## Short exercise
Your task is to transcribe the records exactly, skipping every image.

((

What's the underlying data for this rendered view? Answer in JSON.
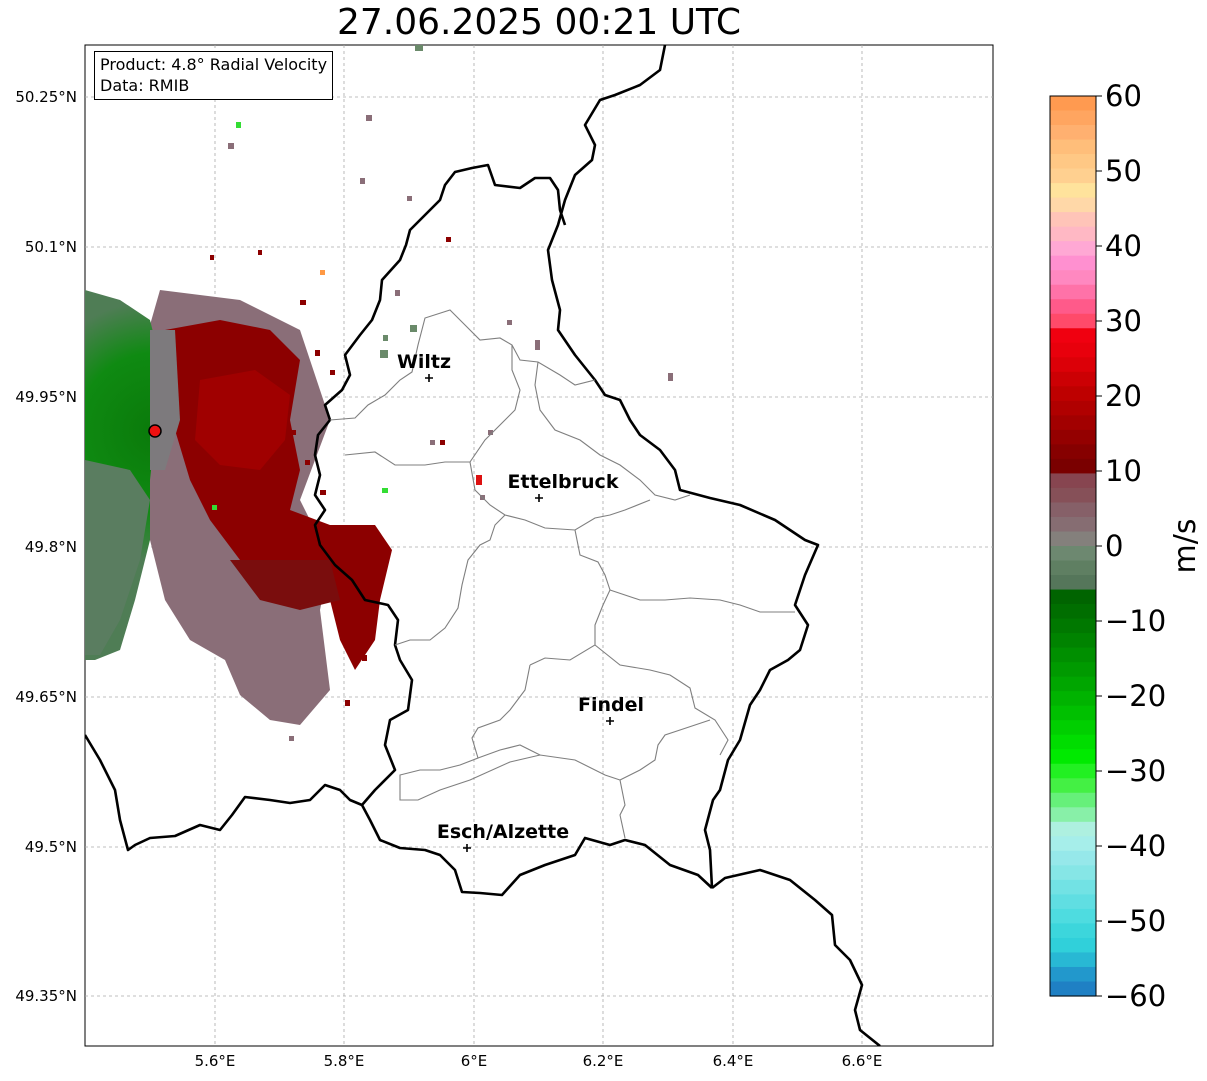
{
  "title": "27.06.2025 00:21 UTC",
  "info": {
    "product": "Product: 4.8° Radial Velocity",
    "data": "Data: RMIB"
  },
  "axes": {
    "lat_ticks": [
      "50.25°N",
      "50.1°N",
      "49.95°N",
      "49.8°N",
      "49.65°N",
      "49.5°N",
      "49.35°N"
    ],
    "lon_ticks": [
      "5.6°E",
      "5.8°E",
      "6°E",
      "6.2°E",
      "6.4°E",
      "6.6°E"
    ]
  },
  "cities": [
    {
      "name": "Wiltz"
    },
    {
      "name": "Ettelbruck"
    },
    {
      "name": "Findel"
    },
    {
      "name": "Esch/Alzette"
    }
  ],
  "colorbar": {
    "label": "m/s",
    "ticks": [
      "60",
      "50",
      "40",
      "30",
      "20",
      "10",
      "0",
      "−10",
      "−20",
      "−30",
      "−40",
      "−50",
      "−60"
    ],
    "range": [
      -60,
      60
    ]
  }
}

))

## Result of this task
What's the underlying data for this rendered view? Answer in JSON.
{
  "title": "27.06.2025 00:21 UTC",
  "info": {
    "product": "Product: 4.8° Radial Velocity",
    "data": "Data: RMIB"
  },
  "axes": {
    "lat_ticks": [
      "50.25°N",
      "50.1°N",
      "49.95°N",
      "49.8°N",
      "49.65°N",
      "49.5°N",
      "49.35°N"
    ],
    "lon_ticks": [
      "5.6°E",
      "5.8°E",
      "6°E",
      "6.2°E",
      "6.4°E",
      "6.6°E"
    ]
  },
  "cities": [
    {
      "name": "Wiltz"
    },
    {
      "name": "Ettelbruck"
    },
    {
      "name": "Findel"
    },
    {
      "name": "Esch/Alzette"
    }
  ],
  "colorbar": {
    "label": "m/s",
    "ticks": [
      "60",
      "50",
      "40",
      "30",
      "20",
      "10",
      "0",
      "−10",
      "−20",
      "−30",
      "−40",
      "−50",
      "−60"
    ],
    "range": [
      -60,
      60
    ]
  }
}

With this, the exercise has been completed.